▶ **Exercise**: Retype the lines from the start of the list through the line containing "action-icon-box [1467,372,1520,424]", including that line.

╭──

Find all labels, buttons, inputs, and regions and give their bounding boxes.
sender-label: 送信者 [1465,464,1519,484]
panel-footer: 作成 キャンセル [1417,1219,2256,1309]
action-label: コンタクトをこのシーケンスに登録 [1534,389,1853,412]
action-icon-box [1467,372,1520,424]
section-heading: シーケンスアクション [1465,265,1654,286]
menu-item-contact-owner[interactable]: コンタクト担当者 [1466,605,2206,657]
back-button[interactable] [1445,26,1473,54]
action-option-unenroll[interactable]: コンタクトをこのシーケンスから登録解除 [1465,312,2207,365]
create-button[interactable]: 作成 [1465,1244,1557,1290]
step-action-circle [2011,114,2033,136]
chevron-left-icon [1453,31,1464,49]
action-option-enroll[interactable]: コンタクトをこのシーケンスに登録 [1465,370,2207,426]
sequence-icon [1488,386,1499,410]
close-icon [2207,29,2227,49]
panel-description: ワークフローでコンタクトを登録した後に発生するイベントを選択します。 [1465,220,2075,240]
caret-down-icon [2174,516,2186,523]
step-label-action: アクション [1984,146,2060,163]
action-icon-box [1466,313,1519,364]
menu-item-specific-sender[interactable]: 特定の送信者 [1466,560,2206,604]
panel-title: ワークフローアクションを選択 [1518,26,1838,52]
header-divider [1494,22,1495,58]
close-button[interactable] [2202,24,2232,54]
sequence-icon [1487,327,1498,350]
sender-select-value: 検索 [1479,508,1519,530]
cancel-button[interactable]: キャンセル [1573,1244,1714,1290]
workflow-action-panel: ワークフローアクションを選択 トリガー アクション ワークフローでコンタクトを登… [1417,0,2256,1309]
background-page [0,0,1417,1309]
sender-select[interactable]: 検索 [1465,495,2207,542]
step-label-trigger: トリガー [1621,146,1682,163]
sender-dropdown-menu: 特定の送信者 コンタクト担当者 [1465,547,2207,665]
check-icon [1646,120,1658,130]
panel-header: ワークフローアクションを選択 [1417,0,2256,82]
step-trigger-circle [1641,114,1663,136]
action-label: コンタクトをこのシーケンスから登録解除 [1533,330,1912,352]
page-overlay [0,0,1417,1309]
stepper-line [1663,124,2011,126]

╰──

▶ **Task output**:
Find all labels, buttons, inputs, and regions and give their bounding boxes.
sender-label: 送信者 [1465,464,1519,484]
panel-footer: 作成 キャンセル [1417,1219,2256,1309]
action-label: コンタクトをこのシーケンスに登録 [1534,389,1853,412]
action-icon-box [1467,372,1520,424]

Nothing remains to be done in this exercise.